**Data listing**
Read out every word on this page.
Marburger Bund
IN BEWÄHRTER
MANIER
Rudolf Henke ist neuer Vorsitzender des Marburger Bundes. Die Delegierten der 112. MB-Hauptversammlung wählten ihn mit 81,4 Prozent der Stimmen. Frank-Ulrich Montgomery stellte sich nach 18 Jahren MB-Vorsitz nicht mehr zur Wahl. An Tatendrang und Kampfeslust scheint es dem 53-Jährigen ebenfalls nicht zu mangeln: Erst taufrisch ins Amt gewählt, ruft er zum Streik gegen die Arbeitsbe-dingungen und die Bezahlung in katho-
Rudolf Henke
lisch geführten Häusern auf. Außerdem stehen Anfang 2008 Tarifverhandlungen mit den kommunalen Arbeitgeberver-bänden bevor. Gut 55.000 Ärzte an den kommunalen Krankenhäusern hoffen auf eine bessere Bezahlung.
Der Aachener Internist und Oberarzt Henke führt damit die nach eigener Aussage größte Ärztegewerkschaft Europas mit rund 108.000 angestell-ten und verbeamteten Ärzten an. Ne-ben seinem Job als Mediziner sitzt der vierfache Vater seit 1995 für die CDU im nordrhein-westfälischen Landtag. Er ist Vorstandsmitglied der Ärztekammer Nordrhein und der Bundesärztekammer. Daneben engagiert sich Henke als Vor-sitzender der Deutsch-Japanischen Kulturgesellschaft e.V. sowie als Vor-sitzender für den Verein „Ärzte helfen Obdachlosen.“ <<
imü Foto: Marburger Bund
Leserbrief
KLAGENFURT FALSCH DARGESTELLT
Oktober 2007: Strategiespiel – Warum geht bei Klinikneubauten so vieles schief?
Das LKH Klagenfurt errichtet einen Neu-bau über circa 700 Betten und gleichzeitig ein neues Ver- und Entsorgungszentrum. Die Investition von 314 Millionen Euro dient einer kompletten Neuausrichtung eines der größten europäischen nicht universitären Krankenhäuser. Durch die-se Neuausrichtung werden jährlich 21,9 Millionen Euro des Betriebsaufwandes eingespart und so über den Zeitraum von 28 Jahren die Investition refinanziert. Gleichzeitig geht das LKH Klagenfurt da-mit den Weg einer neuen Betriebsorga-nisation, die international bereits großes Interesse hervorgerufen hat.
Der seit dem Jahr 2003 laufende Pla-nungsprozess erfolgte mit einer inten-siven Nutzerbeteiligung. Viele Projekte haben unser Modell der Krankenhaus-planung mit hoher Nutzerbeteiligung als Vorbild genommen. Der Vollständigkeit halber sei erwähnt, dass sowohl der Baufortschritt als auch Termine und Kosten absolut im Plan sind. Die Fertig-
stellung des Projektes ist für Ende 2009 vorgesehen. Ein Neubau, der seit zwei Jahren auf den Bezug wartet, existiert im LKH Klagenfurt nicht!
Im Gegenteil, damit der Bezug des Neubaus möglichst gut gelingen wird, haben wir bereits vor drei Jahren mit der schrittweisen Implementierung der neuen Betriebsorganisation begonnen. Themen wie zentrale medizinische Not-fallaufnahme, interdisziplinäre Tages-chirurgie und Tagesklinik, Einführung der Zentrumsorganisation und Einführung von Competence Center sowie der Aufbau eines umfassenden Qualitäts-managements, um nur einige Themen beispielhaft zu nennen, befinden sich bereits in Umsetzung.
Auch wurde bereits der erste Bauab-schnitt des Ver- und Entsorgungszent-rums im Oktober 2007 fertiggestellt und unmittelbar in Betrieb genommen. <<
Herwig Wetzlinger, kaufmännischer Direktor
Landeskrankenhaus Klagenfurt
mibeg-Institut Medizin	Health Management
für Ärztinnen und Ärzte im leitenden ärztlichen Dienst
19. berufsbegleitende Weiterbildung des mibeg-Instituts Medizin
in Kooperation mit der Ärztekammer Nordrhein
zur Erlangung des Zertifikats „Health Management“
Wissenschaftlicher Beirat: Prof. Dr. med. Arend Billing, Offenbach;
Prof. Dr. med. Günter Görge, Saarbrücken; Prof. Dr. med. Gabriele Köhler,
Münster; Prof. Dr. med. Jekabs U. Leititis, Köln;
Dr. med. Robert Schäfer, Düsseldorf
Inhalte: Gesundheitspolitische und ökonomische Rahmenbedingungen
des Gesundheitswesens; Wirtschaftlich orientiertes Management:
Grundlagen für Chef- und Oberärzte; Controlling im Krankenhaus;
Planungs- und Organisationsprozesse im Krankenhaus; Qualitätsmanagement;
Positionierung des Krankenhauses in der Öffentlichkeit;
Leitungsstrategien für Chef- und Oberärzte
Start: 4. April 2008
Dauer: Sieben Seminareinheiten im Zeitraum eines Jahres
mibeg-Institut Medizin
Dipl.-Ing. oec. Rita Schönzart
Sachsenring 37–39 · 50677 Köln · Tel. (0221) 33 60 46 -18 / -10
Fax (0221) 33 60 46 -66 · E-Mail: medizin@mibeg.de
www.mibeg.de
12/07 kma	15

**Work item**
Transcribe the listing above verbatim, leaving every line whole.

**Solution for this problem**
Read out every word on this page.
Marburger Bund
IN BEWÄHRTER
MANIER
Rudolf Henke ist neuer Vorsitzender des Marburger Bundes. Die Delegierten der 112. MB-Hauptversammlung wählten ihn mit 81,4 Prozent der Stimmen. Frank-Ulrich Montgomery stellte sich nach 18 Jahren MB-Vorsitz nicht mehr zur Wahl. An Tatendrang und Kampfeslust scheint es dem 53-Jährigen ebenfalls nicht zu mangeln: Erst taufrisch ins Amt gewählt, ruft er zum Streik gegen die Arbeitsbe-dingungen und die Bezahlung in katho-
Rudolf Henke
lisch geführten Häusern auf. Außerdem stehen Anfang 2008 Tarifverhandlungen mit den kommunalen Arbeitgeberver-bänden bevor. Gut 55.000 Ärzte an den kommunalen Krankenhäusern hoffen auf eine bessere Bezahlung.
Der Aachener Internist und Oberarzt Henke führt damit die nach eigener Aussage größte Ärztegewerkschaft Europas mit rund 108.000 angestell-ten und verbeamteten Ärzten an. Ne-ben seinem Job als Mediziner sitzt der vierfache Vater seit 1995 für die CDU im nordrhein-westfälischen Landtag. Er ist Vorstandsmitglied der Ärztekammer Nordrhein und der Bundesärztekammer. Daneben engagiert sich Henke als Vor-sitzender der Deutsch-Japanischen Kulturgesellschaft e.V. sowie als Vor-sitzender für den Verein „Ärzte helfen Obdachlosen.“ <<
imü Foto: Marburger Bund
Leserbrief
KLAGENFURT FALSCH DARGESTELLT
Oktober 2007: Strategiespiel – Warum geht bei Klinikneubauten so vieles schief?
Das LKH Klagenfurt errichtet einen Neu-bau über circa 700 Betten und gleichzeitig ein neues Ver- und Entsorgungszentrum. Die Investition von 314 Millionen Euro dient einer kompletten Neuausrichtung eines der größten europäischen nicht universitären Krankenhäuser. Durch die-se Neuausrichtung werden jährlich 21,9 Millionen Euro des Betriebsaufwandes eingespart und so über den Zeitraum von 28 Jahren die Investition refinanziert. Gleichzeitig geht das LKH Klagenfurt da-mit den Weg einer neuen Betriebsorga-nisation, die international bereits großes Interesse hervorgerufen hat.
Der seit dem Jahr 2003 laufende Pla-nungsprozess erfolgte mit einer inten-siven Nutzerbeteiligung. Viele Projekte haben unser Modell der Krankenhaus-planung mit hoher Nutzerbeteiligung als Vorbild genommen. Der Vollständigkeit halber sei erwähnt, dass sowohl der Baufortschritt als auch Termine und Kosten absolut im Plan sind. Die Fertig-
stellung des Projektes ist für Ende 2009 vorgesehen. Ein Neubau, der seit zwei Jahren auf den Bezug wartet, existiert im LKH Klagenfurt nicht!
Im Gegenteil, damit der Bezug des Neubaus möglichst gut gelingen wird, haben wir bereits vor drei Jahren mit der schrittweisen Implementierung der neuen Betriebsorganisation begonnen. Themen wie zentrale medizinische Not-fallaufnahme, interdisziplinäre Tages-chirurgie und Tagesklinik, Einführung der Zentrumsorganisation und Einführung von Competence Center sowie der Aufbau eines umfassenden Qualitäts-managements, um nur einige Themen beispielhaft zu nennen, befinden sich bereits in Umsetzung.
Auch wurde bereits der erste Bauab-schnitt des Ver- und Entsorgungszent-rums im Oktober 2007 fertiggestellt und unmittelbar in Betrieb genommen. <<
Herwig Wetzlinger, kaufmännischer Direktor
Landeskrankenhaus Klagenfurt
mibeg-Institut Medizin	Health Management
für Ärztinnen und Ärzte im leitenden ärztlichen Dienst
19. berufsbegleitende Weiterbildung des mibeg-Instituts Medizin
in Kooperation mit der Ärztekammer Nordrhein
zur Erlangung des Zertifikats „Health Management“
Wissenschaftlicher Beirat: Prof. Dr. med. Arend Billing, Offenbach;
Prof. Dr. med. Günter Görge, Saarbrücken; Prof. Dr. med. Gabriele Köhler,
Münster; Prof. Dr. med. Jekabs U. Leititis, Köln;
Dr. med. Robert Schäfer, Düsseldorf
Inhalte: Gesundheitspolitische und ökonomische Rahmenbedingungen
des Gesundheitswesens; Wirtschaftlich orientiertes Management:
Grundlagen für Chef- und Oberärzte; Controlling im Krankenhaus;
Planungs- und Organisationsprozesse im Krankenhaus; Qualitätsmanagement;
Positionierung des Krankenhauses in der Öffentlichkeit;
Leitungsstrategien für Chef- und Oberärzte
Start: 4. April 2008
Dauer: Sieben Seminareinheiten im Zeitraum eines Jahres
mibeg-Institut Medizin
Dipl.-Ing. oec. Rita Schönzart
Sachsenring 37–39 · 50677 Köln · Tel. (0221) 33 60 46 -18 / -10
Fax (0221) 33 60 46 -66 · E-Mail: medizin@mibeg.de
www.mibeg.de
12/07 kma	15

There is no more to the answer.